== What to work on ==
Retype the data that follows line by line, exactly, and leave its pictures out.

__________

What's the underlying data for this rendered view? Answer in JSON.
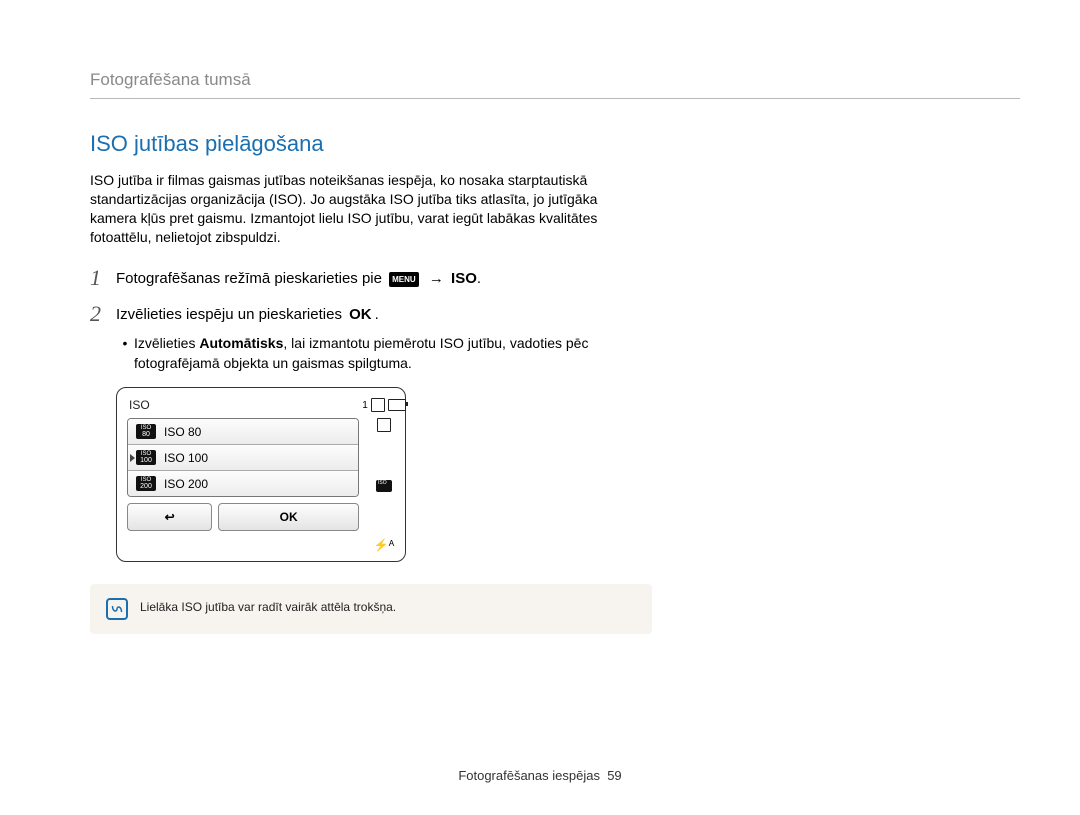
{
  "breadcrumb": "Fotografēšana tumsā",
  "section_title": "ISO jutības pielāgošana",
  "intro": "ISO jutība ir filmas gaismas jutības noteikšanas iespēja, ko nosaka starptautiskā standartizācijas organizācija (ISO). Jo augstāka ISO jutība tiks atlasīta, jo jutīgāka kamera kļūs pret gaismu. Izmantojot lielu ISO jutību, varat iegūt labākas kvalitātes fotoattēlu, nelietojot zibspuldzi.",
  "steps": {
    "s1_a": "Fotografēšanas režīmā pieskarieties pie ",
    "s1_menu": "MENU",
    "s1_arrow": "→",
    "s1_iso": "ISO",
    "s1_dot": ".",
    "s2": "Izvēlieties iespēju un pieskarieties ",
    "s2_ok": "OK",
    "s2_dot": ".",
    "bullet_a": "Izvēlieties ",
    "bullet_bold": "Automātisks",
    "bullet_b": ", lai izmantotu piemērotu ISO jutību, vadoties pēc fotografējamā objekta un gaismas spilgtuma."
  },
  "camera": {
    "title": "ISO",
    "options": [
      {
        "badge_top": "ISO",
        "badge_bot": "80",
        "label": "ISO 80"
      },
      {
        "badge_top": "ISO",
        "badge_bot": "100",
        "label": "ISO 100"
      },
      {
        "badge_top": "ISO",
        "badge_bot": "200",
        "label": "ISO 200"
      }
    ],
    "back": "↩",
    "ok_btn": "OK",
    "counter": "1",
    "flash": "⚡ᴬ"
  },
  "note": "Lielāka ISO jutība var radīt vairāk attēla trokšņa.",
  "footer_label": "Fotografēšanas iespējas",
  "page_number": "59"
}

__________

== Result of this task ==
What's the underlying data for this rendered view? Answer in JSON.
{
  "breadcrumb": "Fotografēšana tumsā",
  "section_title": "ISO jutības pielāgošana",
  "intro": "ISO jutība ir filmas gaismas jutības noteikšanas iespēja, ko nosaka starptautiskā standartizācijas organizācija (ISO). Jo augstāka ISO jutība tiks atlasīta, jo jutīgāka kamera kļūs pret gaismu. Izmantojot lielu ISO jutību, varat iegūt labākas kvalitātes fotoattēlu, nelietojot zibspuldzi.",
  "steps": {
    "s1_a": "Fotografēšanas režīmā pieskarieties pie ",
    "s1_menu": "MENU",
    "s1_arrow": "→",
    "s1_iso": "ISO",
    "s1_dot": ".",
    "s2": "Izvēlieties iespēju un pieskarieties ",
    "s2_ok": "OK",
    "s2_dot": ".",
    "bullet_a": "Izvēlieties ",
    "bullet_bold": "Automātisks",
    "bullet_b": ", lai izmantotu piemērotu ISO jutību, vadoties pēc fotografējamā objekta un gaismas spilgtuma."
  },
  "camera": {
    "title": "ISO",
    "options": [
      {
        "badge_top": "ISO",
        "badge_bot": "80",
        "label": "ISO 80"
      },
      {
        "badge_top": "ISO",
        "badge_bot": "100",
        "label": "ISO 100"
      },
      {
        "badge_top": "ISO",
        "badge_bot": "200",
        "label": "ISO 200"
      }
    ],
    "back": "↩",
    "ok_btn": "OK",
    "counter": "1",
    "flash": "⚡ᴬ"
  },
  "note": "Lielāka ISO jutība var radīt vairāk attēla trokšņa.",
  "footer_label": "Fotografēšanas iespējas",
  "page_number": "59"
}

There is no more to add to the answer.